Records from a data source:
━━━━

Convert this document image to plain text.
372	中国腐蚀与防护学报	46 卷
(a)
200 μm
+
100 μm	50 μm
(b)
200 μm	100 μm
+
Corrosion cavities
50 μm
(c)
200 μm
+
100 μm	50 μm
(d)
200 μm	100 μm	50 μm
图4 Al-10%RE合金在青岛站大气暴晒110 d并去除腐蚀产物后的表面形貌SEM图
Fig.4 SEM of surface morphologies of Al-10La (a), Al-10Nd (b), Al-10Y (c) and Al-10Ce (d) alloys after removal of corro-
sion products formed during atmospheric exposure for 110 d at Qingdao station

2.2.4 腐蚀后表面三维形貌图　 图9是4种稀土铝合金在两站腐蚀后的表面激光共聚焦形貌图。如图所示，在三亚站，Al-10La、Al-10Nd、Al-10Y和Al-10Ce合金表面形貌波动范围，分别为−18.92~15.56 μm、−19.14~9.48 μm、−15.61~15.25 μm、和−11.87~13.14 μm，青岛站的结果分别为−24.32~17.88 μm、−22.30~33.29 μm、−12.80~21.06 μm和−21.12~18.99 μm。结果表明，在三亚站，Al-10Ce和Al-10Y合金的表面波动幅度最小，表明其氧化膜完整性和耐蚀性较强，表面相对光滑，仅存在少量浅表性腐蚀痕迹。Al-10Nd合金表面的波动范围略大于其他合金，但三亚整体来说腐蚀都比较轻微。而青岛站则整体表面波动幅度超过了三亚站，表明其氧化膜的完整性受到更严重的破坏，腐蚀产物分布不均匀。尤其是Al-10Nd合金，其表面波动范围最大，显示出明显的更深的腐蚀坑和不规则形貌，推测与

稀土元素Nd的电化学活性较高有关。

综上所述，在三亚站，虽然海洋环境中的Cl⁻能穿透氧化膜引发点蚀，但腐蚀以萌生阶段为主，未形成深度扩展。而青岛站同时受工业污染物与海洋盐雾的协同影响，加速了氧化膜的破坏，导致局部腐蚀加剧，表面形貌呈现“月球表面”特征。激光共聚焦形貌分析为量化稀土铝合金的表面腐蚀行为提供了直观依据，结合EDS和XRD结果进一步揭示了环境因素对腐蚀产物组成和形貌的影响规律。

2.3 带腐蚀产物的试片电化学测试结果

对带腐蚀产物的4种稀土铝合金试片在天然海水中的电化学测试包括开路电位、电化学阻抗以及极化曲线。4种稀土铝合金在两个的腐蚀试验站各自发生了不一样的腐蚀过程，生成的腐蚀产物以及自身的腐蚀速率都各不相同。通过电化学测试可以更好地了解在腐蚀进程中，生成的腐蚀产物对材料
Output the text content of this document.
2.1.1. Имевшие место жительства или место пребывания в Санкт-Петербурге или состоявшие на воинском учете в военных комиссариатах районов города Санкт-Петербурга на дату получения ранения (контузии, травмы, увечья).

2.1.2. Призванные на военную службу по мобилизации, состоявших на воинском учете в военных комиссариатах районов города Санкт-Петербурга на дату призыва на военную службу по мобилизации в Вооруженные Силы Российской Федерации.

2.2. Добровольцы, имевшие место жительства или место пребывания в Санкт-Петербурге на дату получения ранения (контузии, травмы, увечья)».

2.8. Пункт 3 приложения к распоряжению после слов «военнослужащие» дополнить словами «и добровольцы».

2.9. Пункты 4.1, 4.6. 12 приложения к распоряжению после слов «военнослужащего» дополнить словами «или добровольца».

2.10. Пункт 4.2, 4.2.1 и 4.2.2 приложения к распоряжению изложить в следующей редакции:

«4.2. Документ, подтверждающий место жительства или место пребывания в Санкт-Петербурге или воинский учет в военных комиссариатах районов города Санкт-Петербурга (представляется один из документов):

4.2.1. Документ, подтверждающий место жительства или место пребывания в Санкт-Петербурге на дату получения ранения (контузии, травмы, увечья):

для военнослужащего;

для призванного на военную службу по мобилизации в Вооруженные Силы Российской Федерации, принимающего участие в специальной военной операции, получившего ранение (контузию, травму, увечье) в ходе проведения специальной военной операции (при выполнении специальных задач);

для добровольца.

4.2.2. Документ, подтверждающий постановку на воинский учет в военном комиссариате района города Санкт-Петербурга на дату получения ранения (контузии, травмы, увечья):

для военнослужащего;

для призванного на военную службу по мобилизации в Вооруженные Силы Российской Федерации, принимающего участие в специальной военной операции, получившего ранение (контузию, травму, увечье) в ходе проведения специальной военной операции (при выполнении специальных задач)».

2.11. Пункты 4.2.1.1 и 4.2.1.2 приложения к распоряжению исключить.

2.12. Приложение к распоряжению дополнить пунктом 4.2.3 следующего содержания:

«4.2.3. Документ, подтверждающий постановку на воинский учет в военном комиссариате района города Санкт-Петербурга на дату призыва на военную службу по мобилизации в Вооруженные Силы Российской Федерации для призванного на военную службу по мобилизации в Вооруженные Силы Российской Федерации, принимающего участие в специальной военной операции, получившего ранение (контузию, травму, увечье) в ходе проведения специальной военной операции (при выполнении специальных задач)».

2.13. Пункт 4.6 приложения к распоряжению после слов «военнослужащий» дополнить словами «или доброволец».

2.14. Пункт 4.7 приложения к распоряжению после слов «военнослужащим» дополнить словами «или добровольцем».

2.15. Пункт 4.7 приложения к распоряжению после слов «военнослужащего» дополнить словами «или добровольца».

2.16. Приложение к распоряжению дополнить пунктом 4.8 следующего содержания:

━━━━

** PROMPT **
Report how many lines of the entries hold the string "военную". Provide the number alone.

** SOLVED PROBLEM **
4